→ EXERCISE REQUIREMENTS:
Some lines of these records may hold the word "Orbit"; state how many, using only the number.

Stored data entries:
= = = =

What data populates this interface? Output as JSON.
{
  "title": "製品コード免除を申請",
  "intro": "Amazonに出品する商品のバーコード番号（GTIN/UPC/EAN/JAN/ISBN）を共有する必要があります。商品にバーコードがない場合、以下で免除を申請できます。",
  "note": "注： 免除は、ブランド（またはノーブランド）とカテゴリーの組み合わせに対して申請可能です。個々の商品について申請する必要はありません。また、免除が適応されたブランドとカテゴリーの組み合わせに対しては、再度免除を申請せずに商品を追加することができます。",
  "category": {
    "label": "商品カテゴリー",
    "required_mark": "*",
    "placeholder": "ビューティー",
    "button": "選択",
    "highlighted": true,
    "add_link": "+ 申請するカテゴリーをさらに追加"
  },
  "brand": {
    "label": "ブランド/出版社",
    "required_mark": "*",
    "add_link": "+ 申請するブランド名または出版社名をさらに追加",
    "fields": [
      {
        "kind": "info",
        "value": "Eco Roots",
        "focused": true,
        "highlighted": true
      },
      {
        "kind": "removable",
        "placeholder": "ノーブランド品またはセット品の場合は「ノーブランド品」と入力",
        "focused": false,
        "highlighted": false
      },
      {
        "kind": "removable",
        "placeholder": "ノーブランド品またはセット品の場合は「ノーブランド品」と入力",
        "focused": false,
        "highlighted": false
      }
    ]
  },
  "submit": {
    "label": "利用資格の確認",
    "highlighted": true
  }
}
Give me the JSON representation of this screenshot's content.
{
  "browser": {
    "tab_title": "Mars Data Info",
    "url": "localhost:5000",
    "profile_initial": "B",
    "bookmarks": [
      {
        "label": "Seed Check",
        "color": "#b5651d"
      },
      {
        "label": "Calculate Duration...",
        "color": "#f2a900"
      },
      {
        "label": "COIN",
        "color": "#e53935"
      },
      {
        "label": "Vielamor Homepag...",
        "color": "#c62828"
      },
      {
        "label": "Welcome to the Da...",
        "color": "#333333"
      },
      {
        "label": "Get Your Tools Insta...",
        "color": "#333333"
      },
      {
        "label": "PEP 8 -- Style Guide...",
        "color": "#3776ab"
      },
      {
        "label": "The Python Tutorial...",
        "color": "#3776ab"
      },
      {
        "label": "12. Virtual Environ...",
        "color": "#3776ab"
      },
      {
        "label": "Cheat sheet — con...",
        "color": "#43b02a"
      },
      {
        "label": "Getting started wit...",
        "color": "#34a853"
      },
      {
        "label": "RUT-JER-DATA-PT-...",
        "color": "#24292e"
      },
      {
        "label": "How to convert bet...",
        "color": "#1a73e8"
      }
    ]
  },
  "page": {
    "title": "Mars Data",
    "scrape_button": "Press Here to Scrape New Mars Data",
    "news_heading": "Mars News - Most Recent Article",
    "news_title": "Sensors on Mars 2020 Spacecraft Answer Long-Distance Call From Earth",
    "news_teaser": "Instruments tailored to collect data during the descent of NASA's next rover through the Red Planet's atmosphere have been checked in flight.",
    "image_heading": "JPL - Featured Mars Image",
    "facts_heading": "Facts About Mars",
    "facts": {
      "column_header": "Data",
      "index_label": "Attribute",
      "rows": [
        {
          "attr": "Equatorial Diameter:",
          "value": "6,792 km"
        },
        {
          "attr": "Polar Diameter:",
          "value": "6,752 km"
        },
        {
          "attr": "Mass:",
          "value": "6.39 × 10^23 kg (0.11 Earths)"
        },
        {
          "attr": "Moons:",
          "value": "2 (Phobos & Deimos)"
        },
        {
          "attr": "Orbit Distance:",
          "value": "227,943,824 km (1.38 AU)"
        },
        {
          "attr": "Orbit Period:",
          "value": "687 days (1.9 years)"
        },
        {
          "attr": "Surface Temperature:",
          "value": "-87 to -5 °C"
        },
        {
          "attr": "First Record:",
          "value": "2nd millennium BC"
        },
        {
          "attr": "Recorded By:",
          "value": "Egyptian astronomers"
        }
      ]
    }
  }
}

= = = =

→ COMPLETE ANSWER:
2